━━ INPUT
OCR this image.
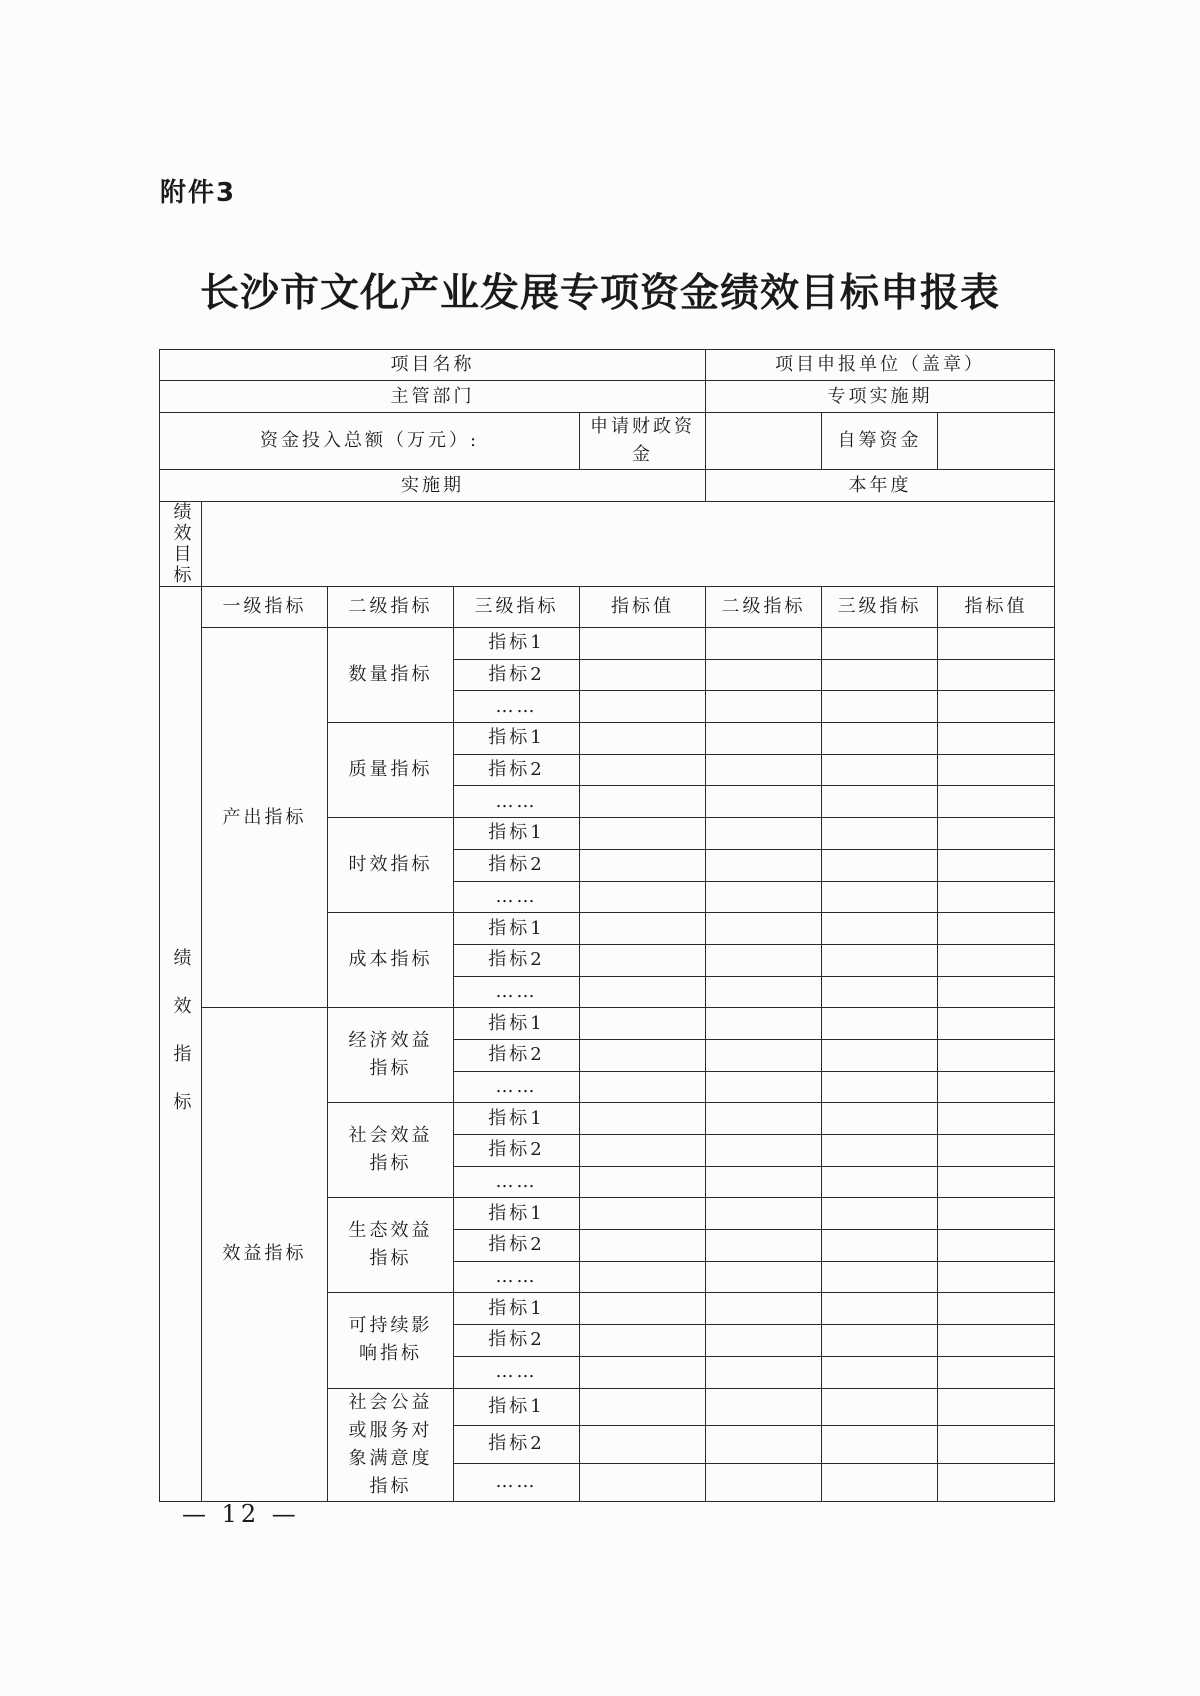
附件3
长沙市文化产业发展专项资金绩效目标申报表
项目名称					项目申报单位（盖章）		
主管部门					专项实施期		
资金投入总额（万元）:				申请财政资金		自筹资金	
实施期					本年度		

绩效目标							

绩效指标	一级指标	二级指标	三级指标	指标值	二级指标	三级指标	指标值
	产出指标	数量指标	指标1				
			指标2				
			……				
		质量指标	指标1				
			指标2				
			……				
		时效指标	指标1				
			指标2				
			……				
		成本指标	指标1				
			指标2				
			……				
	效益指标	经济效益指标	指标1				
			指标2				
			……				
		社会效益指标	指标1				
			指标2				
			……				
		生态效益指标	指标1				
			指标2				
			……				
		可持续影响指标	指标1				
			指标2				
			……				
		社会公益或服务对象满意度指标	指标1				
			指标2				
			……				
— 12 —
━━━━
> WRITTEN INSTRUCTION
Repeat the material exactly as it reads, without any of its pictures.

> REPLY TO THE TASK
OCR this image.
附件3
长沙市文化产业发展专项资金绩效目标申报表
项目名称					项目申报单位（盖章）		
主管部门					专项实施期		
资金投入总额（万元）:				申请财政资金		自筹资金	
实施期					本年度		

绩效目标							

绩效指标	一级指标	二级指标	三级指标	指标值	二级指标	三级指标	指标值
	产出指标	数量指标	指标1				
			指标2				
			……				
		质量指标	指标1				
			指标2				
			……				
		时效指标	指标1				
			指标2				
			……				
		成本指标	指标1				
			指标2				
			……				
	效益指标	经济效益指标	指标1				
			指标2				
			……				
		社会效益指标	指标1				
			指标2				
			……				
		生态效益指标	指标1				
			指标2				
			……				
		可持续影响指标	指标1				
			指标2				
			……				
		社会公益或服务对象满意度指标	指标1				
			指标2				
			……				
— 12 —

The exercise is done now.